**Problem to solve**
Write the records below out in full, character for character, with no pictures.

**Raw data**
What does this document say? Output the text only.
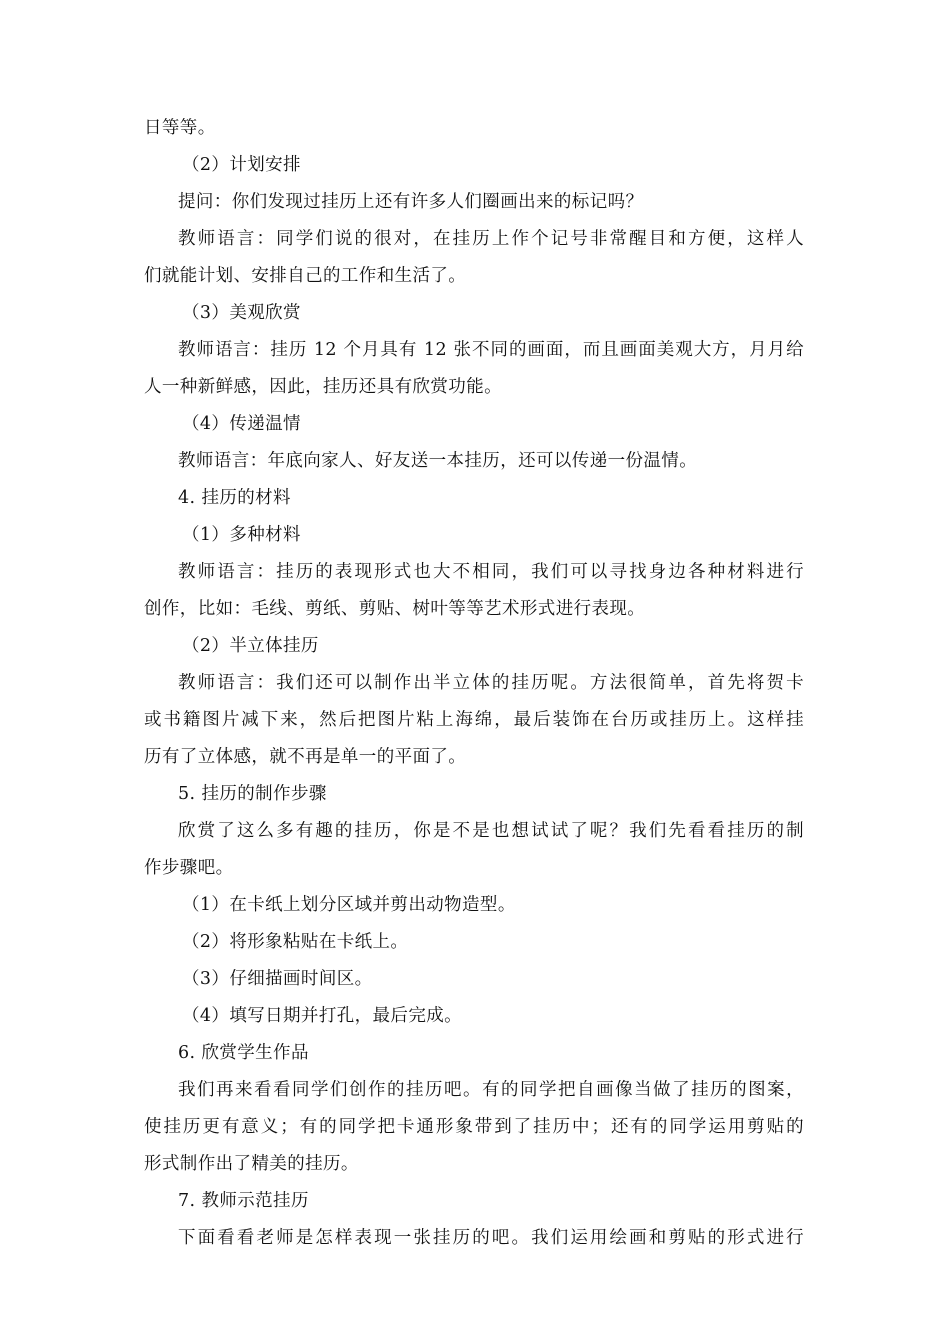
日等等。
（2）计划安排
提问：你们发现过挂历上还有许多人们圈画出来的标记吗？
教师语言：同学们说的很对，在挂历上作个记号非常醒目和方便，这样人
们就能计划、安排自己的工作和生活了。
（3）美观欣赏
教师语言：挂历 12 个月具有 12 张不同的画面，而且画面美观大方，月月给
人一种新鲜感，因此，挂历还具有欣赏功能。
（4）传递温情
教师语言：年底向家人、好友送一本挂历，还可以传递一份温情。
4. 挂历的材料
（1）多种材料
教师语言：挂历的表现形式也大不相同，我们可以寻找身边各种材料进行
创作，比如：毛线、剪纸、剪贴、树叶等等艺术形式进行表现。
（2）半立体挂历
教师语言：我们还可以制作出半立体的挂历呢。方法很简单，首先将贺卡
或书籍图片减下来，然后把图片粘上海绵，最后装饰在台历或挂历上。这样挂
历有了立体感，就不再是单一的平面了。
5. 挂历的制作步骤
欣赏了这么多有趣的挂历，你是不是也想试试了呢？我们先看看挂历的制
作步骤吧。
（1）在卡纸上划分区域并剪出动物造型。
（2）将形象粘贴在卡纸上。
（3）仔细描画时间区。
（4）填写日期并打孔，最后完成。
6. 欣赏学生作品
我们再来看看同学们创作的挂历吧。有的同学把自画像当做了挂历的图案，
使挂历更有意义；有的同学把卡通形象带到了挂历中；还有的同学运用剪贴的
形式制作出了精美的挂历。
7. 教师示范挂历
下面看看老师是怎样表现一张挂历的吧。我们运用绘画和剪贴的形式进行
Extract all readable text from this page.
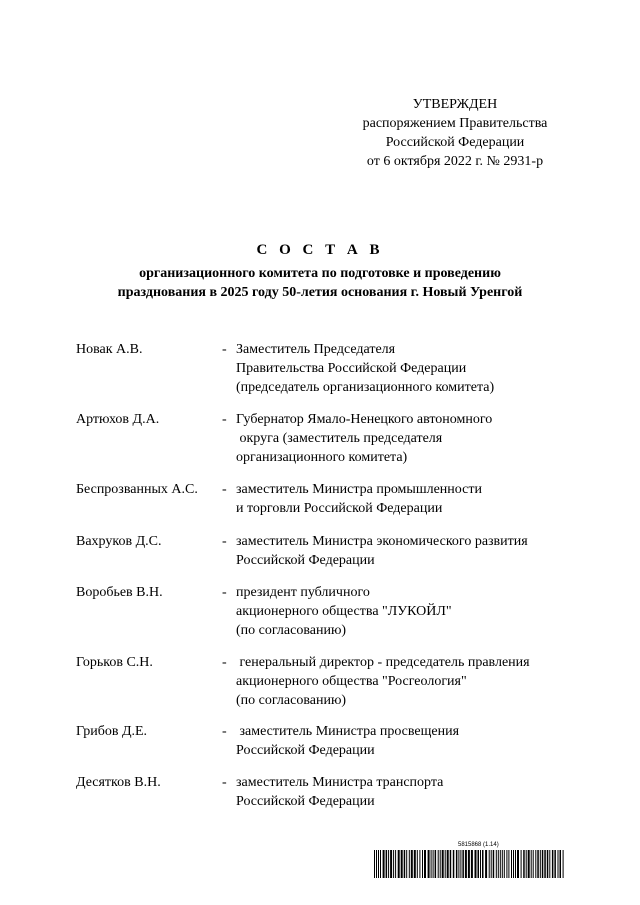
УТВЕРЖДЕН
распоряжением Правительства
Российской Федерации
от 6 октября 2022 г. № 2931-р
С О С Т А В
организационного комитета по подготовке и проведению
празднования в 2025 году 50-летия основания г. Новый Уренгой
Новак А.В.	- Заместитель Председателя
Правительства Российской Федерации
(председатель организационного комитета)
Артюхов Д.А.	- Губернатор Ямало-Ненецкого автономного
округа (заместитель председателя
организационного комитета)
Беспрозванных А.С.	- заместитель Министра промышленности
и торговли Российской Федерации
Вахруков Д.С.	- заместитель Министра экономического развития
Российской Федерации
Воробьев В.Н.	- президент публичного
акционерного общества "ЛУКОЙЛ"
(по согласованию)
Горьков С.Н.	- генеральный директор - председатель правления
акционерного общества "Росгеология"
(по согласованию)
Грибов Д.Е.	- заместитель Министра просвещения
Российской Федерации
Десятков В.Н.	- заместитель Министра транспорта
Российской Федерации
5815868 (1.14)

**Exercise solution**
What does this document say? Output the text only.
日等等。
（2）计划安排
提问：你们发现过挂历上还有许多人们圈画出来的标记吗？
教师语言：同学们说的很对，在挂历上作个记号非常醒目和方便，这样人
们就能计划、安排自己的工作和生活了。
（3）美观欣赏
教师语言：挂历 12 个月具有 12 张不同的画面，而且画面美观大方，月月给
人一种新鲜感，因此，挂历还具有欣赏功能。
（4）传递温情
教师语言：年底向家人、好友送一本挂历，还可以传递一份温情。
4. 挂历的材料
（1）多种材料
教师语言：挂历的表现形式也大不相同，我们可以寻找身边各种材料进行
创作，比如：毛线、剪纸、剪贴、树叶等等艺术形式进行表现。
（2）半立体挂历
教师语言：我们还可以制作出半立体的挂历呢。方法很简单，首先将贺卡
或书籍图片减下来，然后把图片粘上海绵，最后装饰在台历或挂历上。这样挂
历有了立体感，就不再是单一的平面了。
5. 挂历的制作步骤
欣赏了这么多有趣的挂历，你是不是也想试试了呢？我们先看看挂历的制
作步骤吧。
（1）在卡纸上划分区域并剪出动物造型。
（2）将形象粘贴在卡纸上。
（3）仔细描画时间区。
（4）填写日期并打孔，最后完成。
6. 欣赏学生作品
我们再来看看同学们创作的挂历吧。有的同学把自画像当做了挂历的图案，
使挂历更有意义；有的同学把卡通形象带到了挂历中；还有的同学运用剪贴的
形式制作出了精美的挂历。
7. 教师示范挂历
下面看看老师是怎样表现一张挂历的吧。我们运用绘画和剪贴的形式进行
Extract all readable text from this page.
УТВЕРЖДЕН
распоряжением Правительства
Российской Федерации
от 6 октября 2022 г. № 2931-р
С О С Т А В
организационного комитета по подготовке и проведению
празднования в 2025 году 50-летия основания г. Новый Уренгой
Новак А.В.	- Заместитель Председателя
Правительства Российской Федерации
(председатель организационного комитета)
Артюхов Д.А.	- Губернатор Ямало-Ненецкого автономного
округа (заместитель председателя
организационного комитета)
Беспрозванных А.С.	- заместитель Министра промышленности
и торговли Российской Федерации
Вахруков Д.С.	- заместитель Министра экономического развития
Российской Федерации
Воробьев В.Н.	- президент публичного
акционерного общества "ЛУКОЙЛ"
(по согласованию)
Горьков С.Н.	- генеральный директор - председатель правления
акционерного общества "Росгеология"
(по согласованию)
Грибов Д.Е.	- заместитель Министра просвещения
Российской Федерации
Десятков В.Н.	- заместитель Министра транспорта
Российской Федерации
5815868 (1.14)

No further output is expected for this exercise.